WORK TO BE COMPLETED:
Scan the entries below for the word "document". Copy each line that has it.

start DATA

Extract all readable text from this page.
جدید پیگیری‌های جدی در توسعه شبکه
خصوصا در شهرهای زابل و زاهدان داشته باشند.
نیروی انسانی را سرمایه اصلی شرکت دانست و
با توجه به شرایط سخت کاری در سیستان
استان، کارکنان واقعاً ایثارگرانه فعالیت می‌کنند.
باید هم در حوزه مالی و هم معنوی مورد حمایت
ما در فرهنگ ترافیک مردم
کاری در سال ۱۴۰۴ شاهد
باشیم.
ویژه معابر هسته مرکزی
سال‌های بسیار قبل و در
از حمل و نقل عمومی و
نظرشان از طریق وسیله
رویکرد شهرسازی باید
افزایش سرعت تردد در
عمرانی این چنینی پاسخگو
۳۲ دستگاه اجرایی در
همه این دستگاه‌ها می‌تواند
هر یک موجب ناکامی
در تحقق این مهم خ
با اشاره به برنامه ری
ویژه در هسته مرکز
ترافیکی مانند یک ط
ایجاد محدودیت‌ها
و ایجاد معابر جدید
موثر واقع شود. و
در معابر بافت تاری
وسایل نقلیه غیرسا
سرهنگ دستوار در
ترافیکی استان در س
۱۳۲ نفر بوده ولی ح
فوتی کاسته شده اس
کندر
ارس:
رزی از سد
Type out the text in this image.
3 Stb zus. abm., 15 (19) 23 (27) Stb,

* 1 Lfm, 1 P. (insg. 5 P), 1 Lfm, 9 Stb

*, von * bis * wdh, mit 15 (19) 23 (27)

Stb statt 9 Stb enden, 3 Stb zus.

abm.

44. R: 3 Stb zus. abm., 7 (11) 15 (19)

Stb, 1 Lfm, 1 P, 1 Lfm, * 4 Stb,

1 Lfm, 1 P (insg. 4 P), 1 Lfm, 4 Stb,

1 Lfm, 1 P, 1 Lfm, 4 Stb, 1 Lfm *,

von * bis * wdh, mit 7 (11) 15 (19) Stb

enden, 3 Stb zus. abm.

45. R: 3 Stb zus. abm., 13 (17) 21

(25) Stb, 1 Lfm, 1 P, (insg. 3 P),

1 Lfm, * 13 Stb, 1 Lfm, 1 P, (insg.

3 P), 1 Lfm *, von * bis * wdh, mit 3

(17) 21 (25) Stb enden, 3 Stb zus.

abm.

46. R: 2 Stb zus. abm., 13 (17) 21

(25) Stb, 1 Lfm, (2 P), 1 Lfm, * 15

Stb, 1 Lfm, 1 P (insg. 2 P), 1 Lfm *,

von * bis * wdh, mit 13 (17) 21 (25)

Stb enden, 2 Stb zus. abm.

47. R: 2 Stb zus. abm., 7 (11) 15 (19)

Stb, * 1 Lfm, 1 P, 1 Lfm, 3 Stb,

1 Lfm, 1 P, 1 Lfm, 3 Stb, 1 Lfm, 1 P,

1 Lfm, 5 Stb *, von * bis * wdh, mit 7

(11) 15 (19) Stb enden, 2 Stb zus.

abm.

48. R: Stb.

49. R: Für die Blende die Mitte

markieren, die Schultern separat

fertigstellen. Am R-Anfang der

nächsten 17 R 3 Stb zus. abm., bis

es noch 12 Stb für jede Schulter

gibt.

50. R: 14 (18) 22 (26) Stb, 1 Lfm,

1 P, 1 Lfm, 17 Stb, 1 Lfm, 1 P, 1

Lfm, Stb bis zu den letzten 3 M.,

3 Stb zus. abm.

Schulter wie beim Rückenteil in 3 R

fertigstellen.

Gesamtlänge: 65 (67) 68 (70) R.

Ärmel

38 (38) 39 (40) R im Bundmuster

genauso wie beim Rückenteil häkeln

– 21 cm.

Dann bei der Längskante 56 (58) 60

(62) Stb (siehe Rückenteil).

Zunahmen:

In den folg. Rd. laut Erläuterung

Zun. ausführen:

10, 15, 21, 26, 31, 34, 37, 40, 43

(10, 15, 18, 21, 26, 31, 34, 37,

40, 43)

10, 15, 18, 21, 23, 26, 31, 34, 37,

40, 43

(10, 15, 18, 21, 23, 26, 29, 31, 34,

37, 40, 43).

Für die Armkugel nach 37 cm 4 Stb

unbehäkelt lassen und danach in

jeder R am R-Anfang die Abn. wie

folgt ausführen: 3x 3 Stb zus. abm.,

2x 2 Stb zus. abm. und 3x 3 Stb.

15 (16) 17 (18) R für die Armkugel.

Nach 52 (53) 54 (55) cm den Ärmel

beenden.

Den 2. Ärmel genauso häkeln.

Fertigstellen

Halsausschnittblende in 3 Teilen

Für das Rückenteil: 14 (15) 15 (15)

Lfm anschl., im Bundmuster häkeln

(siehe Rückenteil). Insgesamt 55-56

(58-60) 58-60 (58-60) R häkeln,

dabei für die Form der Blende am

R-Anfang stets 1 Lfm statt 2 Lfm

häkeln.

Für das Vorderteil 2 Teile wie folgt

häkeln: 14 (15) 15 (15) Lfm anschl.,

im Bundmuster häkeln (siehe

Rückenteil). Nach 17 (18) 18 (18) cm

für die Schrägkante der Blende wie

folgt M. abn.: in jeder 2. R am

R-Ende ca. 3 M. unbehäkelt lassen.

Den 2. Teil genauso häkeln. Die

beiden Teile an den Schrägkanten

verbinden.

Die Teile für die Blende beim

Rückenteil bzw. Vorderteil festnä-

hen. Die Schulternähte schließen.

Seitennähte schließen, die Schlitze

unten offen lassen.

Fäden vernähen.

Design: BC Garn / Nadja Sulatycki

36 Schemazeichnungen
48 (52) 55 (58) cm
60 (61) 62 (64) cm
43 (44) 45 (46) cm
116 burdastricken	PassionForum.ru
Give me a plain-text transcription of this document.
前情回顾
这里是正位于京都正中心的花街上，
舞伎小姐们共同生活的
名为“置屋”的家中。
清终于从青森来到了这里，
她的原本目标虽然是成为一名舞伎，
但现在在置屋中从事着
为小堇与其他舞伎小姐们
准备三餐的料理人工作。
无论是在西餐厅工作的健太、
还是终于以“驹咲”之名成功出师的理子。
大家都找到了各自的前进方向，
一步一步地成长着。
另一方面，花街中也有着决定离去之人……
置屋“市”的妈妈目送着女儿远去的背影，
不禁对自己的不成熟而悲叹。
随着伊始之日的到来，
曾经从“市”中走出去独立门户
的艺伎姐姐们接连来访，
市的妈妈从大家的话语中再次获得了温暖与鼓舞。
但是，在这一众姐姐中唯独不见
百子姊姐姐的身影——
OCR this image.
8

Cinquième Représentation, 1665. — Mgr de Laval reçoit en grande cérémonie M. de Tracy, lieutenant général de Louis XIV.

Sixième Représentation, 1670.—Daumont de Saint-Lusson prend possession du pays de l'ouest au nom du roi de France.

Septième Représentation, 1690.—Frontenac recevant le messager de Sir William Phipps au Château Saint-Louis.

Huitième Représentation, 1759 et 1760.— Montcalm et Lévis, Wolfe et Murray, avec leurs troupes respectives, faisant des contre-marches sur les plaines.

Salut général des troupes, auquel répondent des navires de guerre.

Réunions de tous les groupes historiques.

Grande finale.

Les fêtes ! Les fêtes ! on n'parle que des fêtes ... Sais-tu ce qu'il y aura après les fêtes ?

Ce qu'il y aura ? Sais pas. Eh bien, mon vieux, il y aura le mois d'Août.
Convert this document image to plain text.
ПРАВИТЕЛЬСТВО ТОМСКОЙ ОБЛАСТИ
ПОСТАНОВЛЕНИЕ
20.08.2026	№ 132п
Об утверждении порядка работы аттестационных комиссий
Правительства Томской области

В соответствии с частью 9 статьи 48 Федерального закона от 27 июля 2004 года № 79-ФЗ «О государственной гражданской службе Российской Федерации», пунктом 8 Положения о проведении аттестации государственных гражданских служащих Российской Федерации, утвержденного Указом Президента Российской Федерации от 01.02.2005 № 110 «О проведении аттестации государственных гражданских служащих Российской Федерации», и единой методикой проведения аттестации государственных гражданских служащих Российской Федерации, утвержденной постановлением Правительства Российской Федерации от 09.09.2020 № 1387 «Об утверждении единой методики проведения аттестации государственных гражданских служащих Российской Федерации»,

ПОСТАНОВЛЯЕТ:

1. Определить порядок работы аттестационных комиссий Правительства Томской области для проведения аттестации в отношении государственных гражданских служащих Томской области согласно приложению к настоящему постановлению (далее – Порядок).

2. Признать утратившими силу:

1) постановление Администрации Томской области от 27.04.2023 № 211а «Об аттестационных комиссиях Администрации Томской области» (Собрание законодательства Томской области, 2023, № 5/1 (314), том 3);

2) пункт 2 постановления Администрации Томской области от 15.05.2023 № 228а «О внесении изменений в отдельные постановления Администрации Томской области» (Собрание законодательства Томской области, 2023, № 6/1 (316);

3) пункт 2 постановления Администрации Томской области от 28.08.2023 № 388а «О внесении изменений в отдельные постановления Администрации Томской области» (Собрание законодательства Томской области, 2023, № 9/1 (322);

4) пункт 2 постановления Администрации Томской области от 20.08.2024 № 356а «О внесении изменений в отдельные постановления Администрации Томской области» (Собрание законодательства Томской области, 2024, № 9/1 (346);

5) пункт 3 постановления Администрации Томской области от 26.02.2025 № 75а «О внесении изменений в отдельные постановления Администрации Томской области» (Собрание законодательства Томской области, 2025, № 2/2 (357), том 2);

end DATA

PROBLEM SOLUTION:
Give me a plain-text transcription of this document.
Convert this document image to plain text.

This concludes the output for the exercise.